Print the entries in full, word for word, but not the pictures.

═══

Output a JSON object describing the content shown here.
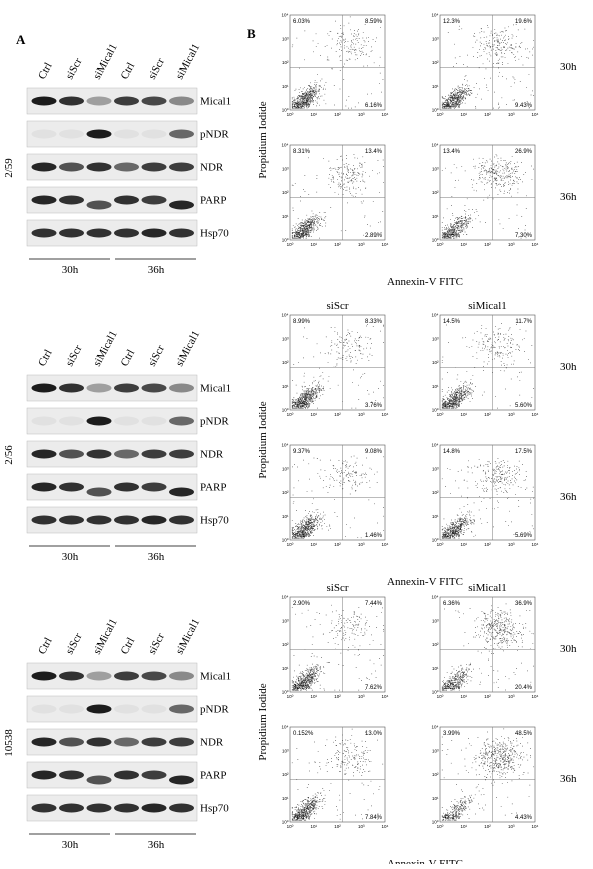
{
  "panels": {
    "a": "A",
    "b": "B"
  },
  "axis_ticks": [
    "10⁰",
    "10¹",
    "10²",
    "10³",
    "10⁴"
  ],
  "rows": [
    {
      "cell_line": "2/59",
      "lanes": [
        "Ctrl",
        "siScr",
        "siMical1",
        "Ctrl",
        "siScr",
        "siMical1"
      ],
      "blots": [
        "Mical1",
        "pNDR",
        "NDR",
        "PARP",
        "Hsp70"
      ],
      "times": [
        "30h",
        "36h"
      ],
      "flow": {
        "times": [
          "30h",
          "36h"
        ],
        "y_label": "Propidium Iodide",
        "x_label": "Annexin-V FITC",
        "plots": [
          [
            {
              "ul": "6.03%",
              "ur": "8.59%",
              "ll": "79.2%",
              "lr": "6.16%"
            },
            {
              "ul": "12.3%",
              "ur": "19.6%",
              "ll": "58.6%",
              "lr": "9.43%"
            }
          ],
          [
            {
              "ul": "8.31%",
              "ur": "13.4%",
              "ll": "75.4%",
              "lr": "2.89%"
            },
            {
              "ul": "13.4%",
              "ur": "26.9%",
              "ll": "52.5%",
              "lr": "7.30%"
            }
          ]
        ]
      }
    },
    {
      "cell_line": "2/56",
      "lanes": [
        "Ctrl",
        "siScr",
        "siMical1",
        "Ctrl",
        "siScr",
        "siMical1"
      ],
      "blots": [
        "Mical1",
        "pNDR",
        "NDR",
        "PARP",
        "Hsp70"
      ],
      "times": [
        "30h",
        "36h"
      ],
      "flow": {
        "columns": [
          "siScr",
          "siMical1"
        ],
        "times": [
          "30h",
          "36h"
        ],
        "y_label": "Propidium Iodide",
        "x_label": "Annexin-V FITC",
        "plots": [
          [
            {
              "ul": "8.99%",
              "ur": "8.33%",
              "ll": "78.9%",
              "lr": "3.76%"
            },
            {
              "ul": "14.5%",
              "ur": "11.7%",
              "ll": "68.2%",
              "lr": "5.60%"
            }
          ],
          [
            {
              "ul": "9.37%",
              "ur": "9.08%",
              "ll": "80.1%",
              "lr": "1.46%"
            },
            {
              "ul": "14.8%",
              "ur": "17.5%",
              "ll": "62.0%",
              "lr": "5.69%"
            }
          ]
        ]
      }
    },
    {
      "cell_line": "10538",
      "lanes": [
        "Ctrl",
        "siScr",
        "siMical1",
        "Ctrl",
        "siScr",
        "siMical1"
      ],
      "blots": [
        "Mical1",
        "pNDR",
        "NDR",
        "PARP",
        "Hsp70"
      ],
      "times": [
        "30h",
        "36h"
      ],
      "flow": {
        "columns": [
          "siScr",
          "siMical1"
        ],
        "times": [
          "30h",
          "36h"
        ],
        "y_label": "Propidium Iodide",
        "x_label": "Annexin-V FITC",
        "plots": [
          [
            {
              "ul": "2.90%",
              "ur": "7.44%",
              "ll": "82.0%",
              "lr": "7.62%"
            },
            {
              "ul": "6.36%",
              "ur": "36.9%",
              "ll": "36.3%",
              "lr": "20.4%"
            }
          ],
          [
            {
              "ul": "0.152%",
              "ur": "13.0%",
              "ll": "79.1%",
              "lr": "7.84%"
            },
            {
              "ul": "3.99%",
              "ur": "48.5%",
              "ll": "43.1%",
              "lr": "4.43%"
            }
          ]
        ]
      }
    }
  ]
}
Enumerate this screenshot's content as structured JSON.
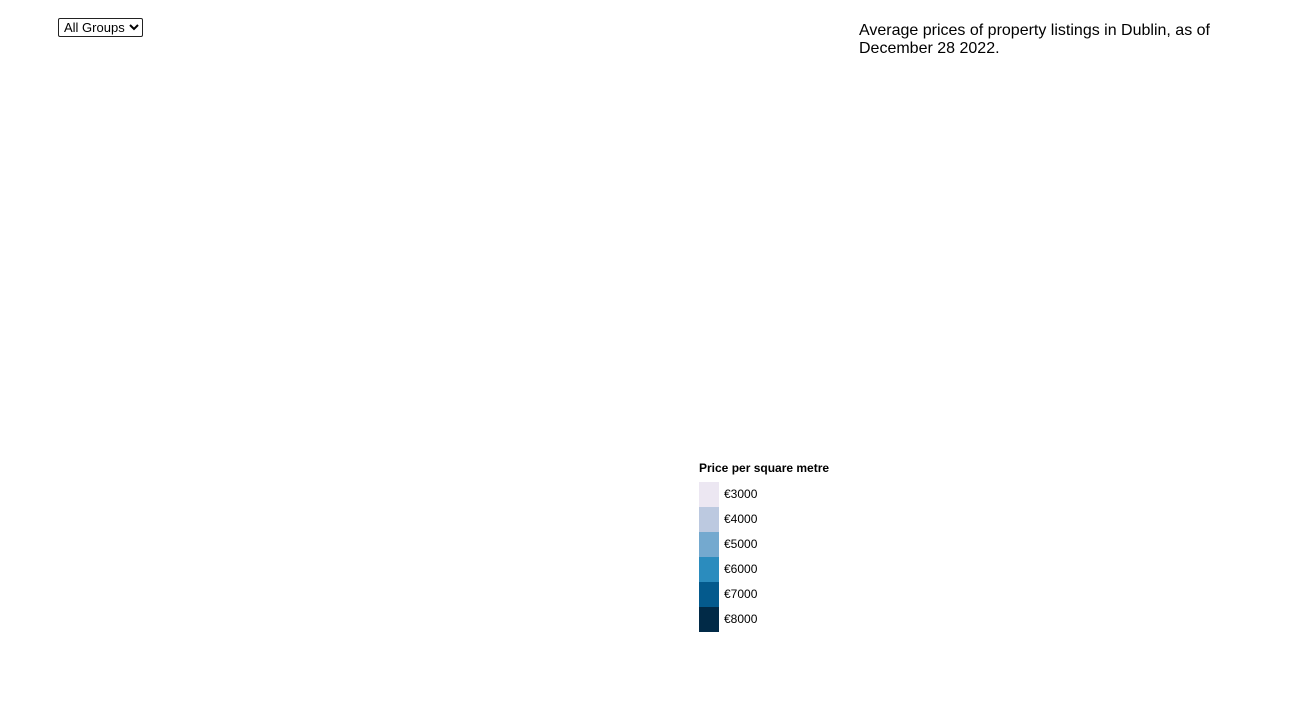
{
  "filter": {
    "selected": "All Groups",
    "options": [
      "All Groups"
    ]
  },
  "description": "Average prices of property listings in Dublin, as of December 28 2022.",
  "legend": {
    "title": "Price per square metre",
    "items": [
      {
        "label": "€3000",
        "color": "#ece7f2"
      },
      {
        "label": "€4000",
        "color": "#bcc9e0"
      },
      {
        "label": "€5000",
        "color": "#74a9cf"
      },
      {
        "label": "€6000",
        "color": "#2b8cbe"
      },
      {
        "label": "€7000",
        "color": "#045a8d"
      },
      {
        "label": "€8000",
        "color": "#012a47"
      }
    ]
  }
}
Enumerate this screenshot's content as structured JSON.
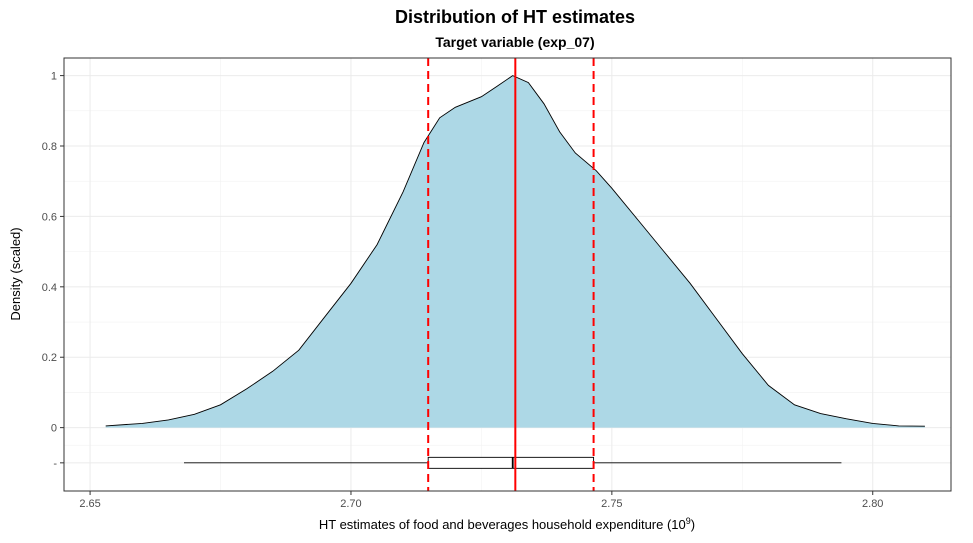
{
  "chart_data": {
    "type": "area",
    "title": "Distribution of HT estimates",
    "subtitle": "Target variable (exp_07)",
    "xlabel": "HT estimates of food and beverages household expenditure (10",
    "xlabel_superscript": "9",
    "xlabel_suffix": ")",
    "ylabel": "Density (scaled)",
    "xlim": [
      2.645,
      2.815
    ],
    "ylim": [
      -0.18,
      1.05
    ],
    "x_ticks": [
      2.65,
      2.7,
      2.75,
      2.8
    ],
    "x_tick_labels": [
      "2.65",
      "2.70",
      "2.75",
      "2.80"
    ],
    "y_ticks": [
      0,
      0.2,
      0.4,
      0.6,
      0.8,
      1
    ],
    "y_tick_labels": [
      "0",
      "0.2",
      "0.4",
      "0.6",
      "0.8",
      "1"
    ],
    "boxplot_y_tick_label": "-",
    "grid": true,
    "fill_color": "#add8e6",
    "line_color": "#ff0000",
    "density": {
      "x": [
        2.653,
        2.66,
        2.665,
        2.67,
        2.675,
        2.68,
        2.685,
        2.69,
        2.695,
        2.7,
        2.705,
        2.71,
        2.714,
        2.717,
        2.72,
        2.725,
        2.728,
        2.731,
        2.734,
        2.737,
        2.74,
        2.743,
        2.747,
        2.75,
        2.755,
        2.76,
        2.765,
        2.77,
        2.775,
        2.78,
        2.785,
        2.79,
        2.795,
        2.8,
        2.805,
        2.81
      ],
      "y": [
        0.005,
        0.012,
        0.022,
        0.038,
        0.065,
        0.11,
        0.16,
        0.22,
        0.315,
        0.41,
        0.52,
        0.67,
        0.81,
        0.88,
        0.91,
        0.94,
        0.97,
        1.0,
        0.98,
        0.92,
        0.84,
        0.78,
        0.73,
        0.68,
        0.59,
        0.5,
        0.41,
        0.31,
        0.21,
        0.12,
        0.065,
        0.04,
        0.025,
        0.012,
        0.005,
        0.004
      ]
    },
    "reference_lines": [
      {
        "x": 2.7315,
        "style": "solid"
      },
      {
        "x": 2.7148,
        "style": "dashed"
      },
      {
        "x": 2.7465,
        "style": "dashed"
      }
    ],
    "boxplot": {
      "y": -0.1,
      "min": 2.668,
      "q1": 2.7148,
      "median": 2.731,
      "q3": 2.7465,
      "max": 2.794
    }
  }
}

═══

§ CORRECT RESPONSE
Output a JSON object describing the content shown here.
{
  "panels": {
    "a": "A",
    "b": "B"
  },
  "axis_ticks": [
    "10⁰",
    "10¹",
    "10²",
    "10³",
    "10⁴"
  ],
  "rows": [
    {
      "cell_line": "2/59",
      "lanes": [
        "Ctrl",
        "siScr",
        "siMical1",
        "Ctrl",
        "siScr",
        "siMical1"
      ],
      "blots": [
        "Mical1",
        "pNDR",
        "NDR",
        "PARP",
        "Hsp70"
      ],
      "times": [
        "30h",
        "36h"
      ],
      "flow": {
        "times": [
          "30h",
          "36h"
        ],
        "y_label": "Propidium Iodide",
        "x_label": "Annexin-V FITC",
        "plots": [
          [
            {
              "ul": "6.03%",
              "ur": "8.59%",
              "ll": "79.2%",
              "lr": "6.16%"
            },
            {
              "ul": "12.3%",
              "ur": "19.6%",
              "ll": "58.6%",
              "lr": "9.43%"
            }
          ],
          [
            {
              "ul": "8.31%",
              "ur": "13.4%",
              "ll": "75.4%",
              "lr": "2.89%"
            },
            {
              "ul": "13.4%",
              "ur": "26.9%",
              "ll": "52.5%",
              "lr": "7.30%"
            }
          ]
        ]
      }
    },
    {
      "cell_line": "2/56",
      "lanes": [
        "Ctrl",
        "siScr",
        "siMical1",
        "Ctrl",
        "siScr",
        "siMical1"
      ],
      "blots": [
        "Mical1",
        "pNDR",
        "NDR",
        "PARP",
        "Hsp70"
      ],
      "times": [
        "30h",
        "36h"
      ],
      "flow": {
        "columns": [
          "siScr",
          "siMical1"
        ],
        "times": [
          "30h",
          "36h"
        ],
        "y_label": "Propidium Iodide",
        "x_label": "Annexin-V FITC",
        "plots": [
          [
            {
              "ul": "8.99%",
              "ur": "8.33%",
              "ll": "78.9%",
              "lr": "3.76%"
            },
            {
              "ul": "14.5%",
              "ur": "11.7%",
              "ll": "68.2%",
              "lr": "5.60%"
            }
          ],
          [
            {
              "ul": "9.37%",
              "ur": "9.08%",
              "ll": "80.1%",
              "lr": "1.46%"
            },
            {
              "ul": "14.8%",
              "ur": "17.5%",
              "ll": "62.0%",
              "lr": "5.69%"
            }
          ]
        ]
      }
    },
    {
      "cell_line": "10538",
      "lanes": [
        "Ctrl",
        "siScr",
        "siMical1",
        "Ctrl",
        "siScr",
        "siMical1"
      ],
      "blots": [
        "Mical1",
        "pNDR",
        "NDR",
        "PARP",
        "Hsp70"
      ],
      "times": [
        "30h",
        "36h"
      ],
      "flow": {
        "columns": [
          "siScr",
          "siMical1"
        ],
        "times": [
          "30h",
          "36h"
        ],
        "y_label": "Propidium Iodide",
        "x_label": "Annexin-V FITC",
        "plots": [
          [
            {
              "ul": "2.90%",
              "ur": "7.44%",
              "ll": "82.0%",
              "lr": "7.62%"
            },
            {
              "ul": "6.36%",
              "ur": "36.9%",
              "ll": "36.3%",
              "lr": "20.4%"
            }
          ],
          [
            {
              "ul": "0.152%",
              "ur": "13.0%",
              "ll": "79.1%",
              "lr": "7.84%"
            },
            {
              "ul": "3.99%",
              "ur": "48.5%",
              "ll": "43.1%",
              "lr": "4.43%"
            }
          ]
        ]
      }
    }
  ]
}
Enumerate this screenshot's content as structured JSON.
{
  "filter": {
    "selected": "All Groups",
    "options": [
      "All Groups"
    ]
  },
  "description": "Average prices of property listings in Dublin, as of December 28 2022.",
  "legend": {
    "title": "Price per square metre",
    "items": [
      {
        "label": "€3000",
        "color": "#ece7f2"
      },
      {
        "label": "€4000",
        "color": "#bcc9e0"
      },
      {
        "label": "€5000",
        "color": "#74a9cf"
      },
      {
        "label": "€6000",
        "color": "#2b8cbe"
      },
      {
        "label": "€7000",
        "color": "#045a8d"
      },
      {
        "label": "€8000",
        "color": "#012a47"
      }
    ]
  }
}
Enumerate this screenshot's content as structured JSON.
{
  "chart_data": {
    "type": "area",
    "title": "Distribution of HT estimates",
    "subtitle": "Target variable (exp_07)",
    "xlabel": "HT estimates of food and beverages household expenditure (10",
    "xlabel_superscript": "9",
    "xlabel_suffix": ")",
    "ylabel": "Density (scaled)",
    "xlim": [
      2.645,
      2.815
    ],
    "ylim": [
      -0.18,
      1.05
    ],
    "x_ticks": [
      2.65,
      2.7,
      2.75,
      2.8
    ],
    "x_tick_labels": [
      "2.65",
      "2.70",
      "2.75",
      "2.80"
    ],
    "y_ticks": [
      0,
      0.2,
      0.4,
      0.6,
      0.8,
      1
    ],
    "y_tick_labels": [
      "0",
      "0.2",
      "0.4",
      "0.6",
      "0.8",
      "1"
    ],
    "boxplot_y_tick_label": "-",
    "grid": true,
    "fill_color": "#add8e6",
    "line_color": "#ff0000",
    "density": {
      "x": [
        2.653,
        2.66,
        2.665,
        2.67,
        2.675,
        2.68,
        2.685,
        2.69,
        2.695,
        2.7,
        2.705,
        2.71,
        2.714,
        2.717,
        2.72,
        2.725,
        2.728,
        2.731,
        2.734,
        2.737,
        2.74,
        2.743,
        2.747,
        2.75,
        2.755,
        2.76,
        2.765,
        2.77,
        2.775,
        2.78,
        2.785,
        2.79,
        2.795,
        2.8,
        2.805,
        2.81
      ],
      "y": [
        0.005,
        0.012,
        0.022,
        0.038,
        0.065,
        0.11,
        0.16,
        0.22,
        0.315,
        0.41,
        0.52,
        0.67,
        0.81,
        0.88,
        0.91,
        0.94,
        0.97,
        1.0,
        0.98,
        0.92,
        0.84,
        0.78,
        0.73,
        0.68,
        0.59,
        0.5,
        0.41,
        0.31,
        0.21,
        0.12,
        0.065,
        0.04,
        0.025,
        0.012,
        0.005,
        0.004
      ]
    },
    "reference_lines": [
      {
        "x": 2.7315,
        "style": "solid"
      },
      {
        "x": 2.7148,
        "style": "dashed"
      },
      {
        "x": 2.7465,
        "style": "dashed"
      }
    ],
    "boxplot": {
      "y": -0.1,
      "min": 2.668,
      "q1": 2.7148,
      "median": 2.731,
      "q3": 2.7465,
      "max": 2.794
    }
  }
}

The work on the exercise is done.